# WHAT IS NEEDED
Retype the records below exactly as they appear.

# RECORDS SHOWN
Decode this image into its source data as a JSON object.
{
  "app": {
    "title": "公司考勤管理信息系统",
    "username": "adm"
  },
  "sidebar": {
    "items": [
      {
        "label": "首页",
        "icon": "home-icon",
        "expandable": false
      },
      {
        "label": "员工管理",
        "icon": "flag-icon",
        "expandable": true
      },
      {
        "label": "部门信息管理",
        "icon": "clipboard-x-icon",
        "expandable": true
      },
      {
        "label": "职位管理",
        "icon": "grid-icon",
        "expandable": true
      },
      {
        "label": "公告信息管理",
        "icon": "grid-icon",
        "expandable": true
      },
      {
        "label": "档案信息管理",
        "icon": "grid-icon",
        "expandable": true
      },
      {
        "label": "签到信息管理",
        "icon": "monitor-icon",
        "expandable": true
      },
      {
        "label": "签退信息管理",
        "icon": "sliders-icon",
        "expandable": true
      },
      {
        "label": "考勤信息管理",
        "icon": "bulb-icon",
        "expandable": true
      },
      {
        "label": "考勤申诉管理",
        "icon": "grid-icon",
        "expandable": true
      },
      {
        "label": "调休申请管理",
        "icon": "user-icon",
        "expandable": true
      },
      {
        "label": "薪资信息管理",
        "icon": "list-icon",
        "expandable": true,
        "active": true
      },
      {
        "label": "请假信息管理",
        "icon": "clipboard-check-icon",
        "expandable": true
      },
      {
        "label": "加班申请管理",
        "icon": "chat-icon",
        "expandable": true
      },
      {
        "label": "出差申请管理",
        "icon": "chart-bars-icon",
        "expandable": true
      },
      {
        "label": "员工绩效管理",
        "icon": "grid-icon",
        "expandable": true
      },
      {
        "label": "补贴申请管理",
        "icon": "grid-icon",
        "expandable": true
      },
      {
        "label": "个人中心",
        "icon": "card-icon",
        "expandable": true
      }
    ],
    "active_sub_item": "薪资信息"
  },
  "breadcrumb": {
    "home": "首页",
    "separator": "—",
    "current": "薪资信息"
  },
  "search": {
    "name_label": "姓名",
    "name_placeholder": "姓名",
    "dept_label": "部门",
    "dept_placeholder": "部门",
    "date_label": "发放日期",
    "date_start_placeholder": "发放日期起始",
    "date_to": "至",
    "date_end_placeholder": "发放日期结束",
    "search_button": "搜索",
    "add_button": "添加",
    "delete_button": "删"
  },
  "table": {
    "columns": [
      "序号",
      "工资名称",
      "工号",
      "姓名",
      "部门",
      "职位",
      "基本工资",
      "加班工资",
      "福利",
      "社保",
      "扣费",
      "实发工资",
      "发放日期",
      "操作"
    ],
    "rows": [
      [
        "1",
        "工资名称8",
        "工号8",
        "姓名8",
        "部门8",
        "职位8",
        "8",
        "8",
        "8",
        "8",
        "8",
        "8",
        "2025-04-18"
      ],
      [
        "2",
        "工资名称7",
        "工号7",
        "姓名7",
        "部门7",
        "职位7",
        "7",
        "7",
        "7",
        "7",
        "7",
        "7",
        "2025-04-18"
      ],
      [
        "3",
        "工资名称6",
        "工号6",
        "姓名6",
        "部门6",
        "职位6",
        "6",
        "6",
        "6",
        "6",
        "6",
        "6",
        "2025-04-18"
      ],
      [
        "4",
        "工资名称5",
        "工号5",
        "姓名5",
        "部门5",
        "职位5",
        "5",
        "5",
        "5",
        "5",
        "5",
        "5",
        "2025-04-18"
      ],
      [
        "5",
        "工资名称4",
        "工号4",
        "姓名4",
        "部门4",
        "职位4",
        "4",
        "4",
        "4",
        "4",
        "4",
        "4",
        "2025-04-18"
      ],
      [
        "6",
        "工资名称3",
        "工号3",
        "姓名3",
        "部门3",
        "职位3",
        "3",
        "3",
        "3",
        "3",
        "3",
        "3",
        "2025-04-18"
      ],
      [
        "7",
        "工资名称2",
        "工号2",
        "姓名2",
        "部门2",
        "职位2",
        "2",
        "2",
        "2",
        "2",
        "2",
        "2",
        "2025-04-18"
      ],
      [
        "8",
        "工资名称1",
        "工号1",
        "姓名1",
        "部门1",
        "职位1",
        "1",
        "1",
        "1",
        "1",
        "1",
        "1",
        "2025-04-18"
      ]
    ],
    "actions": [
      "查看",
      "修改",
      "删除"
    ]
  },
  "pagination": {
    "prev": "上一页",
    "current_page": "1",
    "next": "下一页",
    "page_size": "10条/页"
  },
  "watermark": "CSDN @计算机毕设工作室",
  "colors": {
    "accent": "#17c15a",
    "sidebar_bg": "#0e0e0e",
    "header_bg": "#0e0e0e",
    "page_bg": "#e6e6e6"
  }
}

# WRITTEN REPLY
Decode this image into its source data as a JSON object.
{
  "app": {
    "title": "公司考勤管理信息系统",
    "username": "adm"
  },
  "sidebar": {
    "items": [
      {
        "label": "首页",
        "icon": "home-icon",
        "expandable": false
      },
      {
        "label": "员工管理",
        "icon": "flag-icon",
        "expandable": true
      },
      {
        "label": "部门信息管理",
        "icon": "clipboard-x-icon",
        "expandable": true
      },
      {
        "label": "职位管理",
        "icon": "grid-icon",
        "expandable": true
      },
      {
        "label": "公告信息管理",
        "icon": "grid-icon",
        "expandable": true
      },
      {
        "label": "档案信息管理",
        "icon": "grid-icon",
        "expandable": true
      },
      {
        "label": "签到信息管理",
        "icon": "monitor-icon",
        "expandable": true
      },
      {
        "label": "签退信息管理",
        "icon": "sliders-icon",
        "expandable": true
      },
      {
        "label": "考勤信息管理",
        "icon": "bulb-icon",
        "expandable": true
      },
      {
        "label": "考勤申诉管理",
        "icon": "grid-icon",
        "expandable": true
      },
      {
        "label": "调休申请管理",
        "icon": "user-icon",
        "expandable": true
      },
      {
        "label": "薪资信息管理",
        "icon": "list-icon",
        "expandable": true,
        "active": true
      },
      {
        "label": "请假信息管理",
        "icon": "clipboard-check-icon",
        "expandable": true
      },
      {
        "label": "加班申请管理",
        "icon": "chat-icon",
        "expandable": true
      },
      {
        "label": "出差申请管理",
        "icon": "chart-bars-icon",
        "expandable": true
      },
      {
        "label": "员工绩效管理",
        "icon": "grid-icon",
        "expandable": true
      },
      {
        "label": "补贴申请管理",
        "icon": "grid-icon",
        "expandable": true
      },
      {
        "label": "个人中心",
        "icon": "card-icon",
        "expandable": true
      }
    ],
    "active_sub_item": "薪资信息"
  },
  "breadcrumb": {
    "home": "首页",
    "separator": "—",
    "current": "薪资信息"
  },
  "search": {
    "name_label": "姓名",
    "name_placeholder": "姓名",
    "dept_label": "部门",
    "dept_placeholder": "部门",
    "date_label": "发放日期",
    "date_start_placeholder": "发放日期起始",
    "date_to": "至",
    "date_end_placeholder": "发放日期结束",
    "search_button": "搜索",
    "add_button": "添加",
    "delete_button": "删"
  },
  "table": {
    "columns": [
      "序号",
      "工资名称",
      "工号",
      "姓名",
      "部门",
      "职位",
      "基本工资",
      "加班工资",
      "福利",
      "社保",
      "扣费",
      "实发工资",
      "发放日期",
      "操作"
    ],
    "rows": [
      [
        "1",
        "工资名称8",
        "工号8",
        "姓名8",
        "部门8",
        "职位8",
        "8",
        "8",
        "8",
        "8",
        "8",
        "8",
        "2025-04-18"
      ],
      [
        "2",
        "工资名称7",
        "工号7",
        "姓名7",
        "部门7",
        "职位7",
        "7",
        "7",
        "7",
        "7",
        "7",
        "7",
        "2025-04-18"
      ],
      [
        "3",
        "工资名称6",
        "工号6",
        "姓名6",
        "部门6",
        "职位6",
        "6",
        "6",
        "6",
        "6",
        "6",
        "6",
        "2025-04-18"
      ],
      [
        "4",
        "工资名称5",
        "工号5",
        "姓名5",
        "部门5",
        "职位5",
        "5",
        "5",
        "5",
        "5",
        "5",
        "5",
        "2025-04-18"
      ],
      [
        "5",
        "工资名称4",
        "工号4",
        "姓名4",
        "部门4",
        "职位4",
        "4",
        "4",
        "4",
        "4",
        "4",
        "4",
        "2025-04-18"
      ],
      [
        "6",
        "工资名称3",
        "工号3",
        "姓名3",
        "部门3",
        "职位3",
        "3",
        "3",
        "3",
        "3",
        "3",
        "3",
        "2025-04-18"
      ],
      [
        "7",
        "工资名称2",
        "工号2",
        "姓名2",
        "部门2",
        "职位2",
        "2",
        "2",
        "2",
        "2",
        "2",
        "2",
        "2025-04-18"
      ],
      [
        "8",
        "工资名称1",
        "工号1",
        "姓名1",
        "部门1",
        "职位1",
        "1",
        "1",
        "1",
        "1",
        "1",
        "1",
        "2025-04-18"
      ]
    ],
    "actions": [
      "查看",
      "修改",
      "删除"
    ]
  },
  "pagination": {
    "prev": "上一页",
    "current_page": "1",
    "next": "下一页",
    "page_size": "10条/页"
  },
  "watermark": "CSDN @计算机毕设工作室",
  "colors": {
    "accent": "#17c15a",
    "sidebar_bg": "#0e0e0e",
    "header_bg": "#0e0e0e",
    "page_bg": "#e6e6e6"
  }
}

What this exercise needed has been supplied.